(Part of a data file)
--------------------------------
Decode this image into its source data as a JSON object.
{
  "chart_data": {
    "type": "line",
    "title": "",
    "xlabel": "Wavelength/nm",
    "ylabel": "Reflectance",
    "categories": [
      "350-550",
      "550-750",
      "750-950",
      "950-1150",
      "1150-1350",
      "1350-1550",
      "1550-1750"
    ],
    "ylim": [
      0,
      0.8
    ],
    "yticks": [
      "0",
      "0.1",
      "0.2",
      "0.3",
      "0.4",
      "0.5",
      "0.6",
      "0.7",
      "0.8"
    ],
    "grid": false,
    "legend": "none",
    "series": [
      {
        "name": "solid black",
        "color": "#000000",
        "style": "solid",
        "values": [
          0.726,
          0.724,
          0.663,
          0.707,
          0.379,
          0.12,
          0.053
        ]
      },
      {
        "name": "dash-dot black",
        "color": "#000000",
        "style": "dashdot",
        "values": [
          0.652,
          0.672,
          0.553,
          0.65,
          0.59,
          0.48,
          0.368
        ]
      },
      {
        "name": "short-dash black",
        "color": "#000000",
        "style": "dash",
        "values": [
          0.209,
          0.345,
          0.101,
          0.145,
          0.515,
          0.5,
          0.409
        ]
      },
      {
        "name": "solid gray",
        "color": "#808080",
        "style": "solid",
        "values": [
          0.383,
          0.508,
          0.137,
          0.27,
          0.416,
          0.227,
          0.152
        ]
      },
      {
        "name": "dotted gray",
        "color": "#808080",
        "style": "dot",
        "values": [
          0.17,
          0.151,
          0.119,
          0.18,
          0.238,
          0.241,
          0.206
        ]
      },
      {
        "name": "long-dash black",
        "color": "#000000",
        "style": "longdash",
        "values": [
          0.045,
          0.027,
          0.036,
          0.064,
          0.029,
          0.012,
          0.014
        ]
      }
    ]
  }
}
--------------------------------
» GOAL
Each line above is to be repeated exactly.

» OUTPUT FOR THIS TASK
Decode this image into its source data as a JSON object.
{
  "chart_data": {
    "type": "line",
    "title": "",
    "xlabel": "Wavelength/nm",
    "ylabel": "Reflectance",
    "categories": [
      "350-550",
      "550-750",
      "750-950",
      "950-1150",
      "1150-1350",
      "1350-1550",
      "1550-1750"
    ],
    "ylim": [
      0,
      0.8
    ],
    "yticks": [
      "0",
      "0.1",
      "0.2",
      "0.3",
      "0.4",
      "0.5",
      "0.6",
      "0.7",
      "0.8"
    ],
    "grid": false,
    "legend": "none",
    "series": [
      {
        "name": "solid black",
        "color": "#000000",
        "style": "solid",
        "values": [
          0.726,
          0.724,
          0.663,
          0.707,
          0.379,
          0.12,
          0.053
        ]
      },
      {
        "name": "dash-dot black",
        "color": "#000000",
        "style": "dashdot",
        "values": [
          0.652,
          0.672,
          0.553,
          0.65,
          0.59,
          0.48,
          0.368
        ]
      },
      {
        "name": "short-dash black",
        "color": "#000000",
        "style": "dash",
        "values": [
          0.209,
          0.345,
          0.101,
          0.145,
          0.515,
          0.5,
          0.409
        ]
      },
      {
        "name": "solid gray",
        "color": "#808080",
        "style": "solid",
        "values": [
          0.383,
          0.508,
          0.137,
          0.27,
          0.416,
          0.227,
          0.152
        ]
      },
      {
        "name": "dotted gray",
        "color": "#808080",
        "style": "dot",
        "values": [
          0.17,
          0.151,
          0.119,
          0.18,
          0.238,
          0.241,
          0.206
        ]
      },
      {
        "name": "long-dash black",
        "color": "#000000",
        "style": "longdash",
        "values": [
          0.045,
          0.027,
          0.036,
          0.064,
          0.029,
          0.012,
          0.014
        ]
      }
    ]
  }
}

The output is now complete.